[Items listed in a dataset]

+ + + + + + +

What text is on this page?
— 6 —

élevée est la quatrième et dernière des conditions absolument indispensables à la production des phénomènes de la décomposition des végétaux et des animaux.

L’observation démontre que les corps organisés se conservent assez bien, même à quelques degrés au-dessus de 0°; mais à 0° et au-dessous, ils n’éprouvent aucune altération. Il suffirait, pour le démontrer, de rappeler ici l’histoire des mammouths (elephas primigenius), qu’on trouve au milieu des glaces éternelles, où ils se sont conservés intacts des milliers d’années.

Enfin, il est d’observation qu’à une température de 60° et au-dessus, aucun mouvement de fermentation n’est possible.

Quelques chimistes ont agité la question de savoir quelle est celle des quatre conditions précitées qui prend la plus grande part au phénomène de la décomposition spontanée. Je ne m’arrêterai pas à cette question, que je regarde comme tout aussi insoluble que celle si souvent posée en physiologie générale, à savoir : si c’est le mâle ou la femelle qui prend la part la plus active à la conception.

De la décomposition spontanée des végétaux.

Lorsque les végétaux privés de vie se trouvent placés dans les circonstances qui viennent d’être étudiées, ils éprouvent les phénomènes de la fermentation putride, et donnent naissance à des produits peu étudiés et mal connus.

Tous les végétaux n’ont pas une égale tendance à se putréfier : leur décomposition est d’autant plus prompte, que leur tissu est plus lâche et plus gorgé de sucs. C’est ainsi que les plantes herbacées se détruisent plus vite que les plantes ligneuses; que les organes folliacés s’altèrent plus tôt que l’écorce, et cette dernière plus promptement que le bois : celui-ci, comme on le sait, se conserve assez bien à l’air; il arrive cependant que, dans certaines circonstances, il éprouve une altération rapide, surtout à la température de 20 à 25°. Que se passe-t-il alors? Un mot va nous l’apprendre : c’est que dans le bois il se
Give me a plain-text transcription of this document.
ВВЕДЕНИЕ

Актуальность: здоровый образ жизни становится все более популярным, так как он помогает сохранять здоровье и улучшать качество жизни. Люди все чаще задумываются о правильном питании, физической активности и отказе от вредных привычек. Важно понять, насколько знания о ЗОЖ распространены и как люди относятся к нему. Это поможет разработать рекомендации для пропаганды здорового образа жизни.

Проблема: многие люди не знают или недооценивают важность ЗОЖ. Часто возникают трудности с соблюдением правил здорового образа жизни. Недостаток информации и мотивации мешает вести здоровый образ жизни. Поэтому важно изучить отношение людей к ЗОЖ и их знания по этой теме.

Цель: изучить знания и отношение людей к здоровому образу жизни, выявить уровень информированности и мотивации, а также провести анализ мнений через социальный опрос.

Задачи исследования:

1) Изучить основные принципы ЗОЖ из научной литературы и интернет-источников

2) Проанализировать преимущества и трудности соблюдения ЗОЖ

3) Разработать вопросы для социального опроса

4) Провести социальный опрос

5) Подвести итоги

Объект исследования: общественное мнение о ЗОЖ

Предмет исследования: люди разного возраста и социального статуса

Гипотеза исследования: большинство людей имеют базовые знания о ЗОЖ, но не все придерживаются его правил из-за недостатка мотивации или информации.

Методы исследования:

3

+ + + + + + +

### Problem
Take the entries and copy them out exactly.

### Complete response
What text is on this page?
— 6 —

élevée est la quatrième et dernière des conditions absolument indispensables à la production des phénomènes de la décomposition des végétaux et des animaux.

L’observation démontre que les corps organisés se conservent assez bien, même à quelques degrés au-dessus de 0°; mais à 0° et au-dessous, ils n’éprouvent aucune altération. Il suffirait, pour le démontrer, de rappeler ici l’histoire des mammouths (elephas primigenius), qu’on trouve au milieu des glaces éternelles, où ils se sont conservés intacts des milliers d’années.

Enfin, il est d’observation qu’à une température de 60° et au-dessus, aucun mouvement de fermentation n’est possible.

Quelques chimistes ont agité la question de savoir quelle est celle des quatre conditions précitées qui prend la plus grande part au phénomène de la décomposition spontanée. Je ne m’arrêterai pas à cette question, que je regarde comme tout aussi insoluble que celle si souvent posée en physiologie générale, à savoir : si c’est le mâle ou la femelle qui prend la part la plus active à la conception.

De la décomposition spontanée des végétaux.

Lorsque les végétaux privés de vie se trouvent placés dans les circonstances qui viennent d’être étudiées, ils éprouvent les phénomènes de la fermentation putride, et donnent naissance à des produits peu étudiés et mal connus.

Tous les végétaux n’ont pas une égale tendance à se putréfier : leur décomposition est d’autant plus prompte, que leur tissu est plus lâche et plus gorgé de sucs. C’est ainsi que les plantes herbacées se détruisent plus vite que les plantes ligneuses; que les organes folliacés s’altèrent plus tôt que l’écorce, et cette dernière plus promptement que le bois : celui-ci, comme on le sait, se conserve assez bien à l’air; il arrive cependant que, dans certaines circonstances, il éprouve une altération rapide, surtout à la température de 20 à 25°. Que se passe-t-il alors? Un mot va nous l’apprendre : c’est que dans le bois il se
Give me a plain-text transcription of this document.
ВВЕДЕНИЕ

Актуальность: здоровый образ жизни становится все более популярным, так как он помогает сохранять здоровье и улучшать качество жизни. Люди все чаще задумываются о правильном питании, физической активности и отказе от вредных привычек. Важно понять, насколько знания о ЗОЖ распространены и как люди относятся к нему. Это поможет разработать рекомендации для пропаганды здорового образа жизни.

Проблема: многие люди не знают или недооценивают важность ЗОЖ. Часто возникают трудности с соблюдением правил здорового образа жизни. Недостаток информации и мотивации мешает вести здоровый образ жизни. Поэтому важно изучить отношение людей к ЗОЖ и их знания по этой теме.

Цель: изучить знания и отношение людей к здоровому образу жизни, выявить уровень информированности и мотивации, а также провести анализ мнений через социальный опрос.

Задачи исследования:

1) Изучить основные принципы ЗОЖ из научной литературы и интернет-источников

2) Проанализировать преимущества и трудности соблюдения ЗОЖ

3) Разработать вопросы для социального опроса

4) Провести социальный опрос

5) Подвести итоги

Объект исследования: общественное мнение о ЗОЖ

Предмет исследования: люди разного возраста и социального статуса

Гипотеза исследования: большинство людей имеют базовые знания о ЗОЖ, но не все придерживаются его правил из-за недостатка мотивации или информации.

Методы исследования:

3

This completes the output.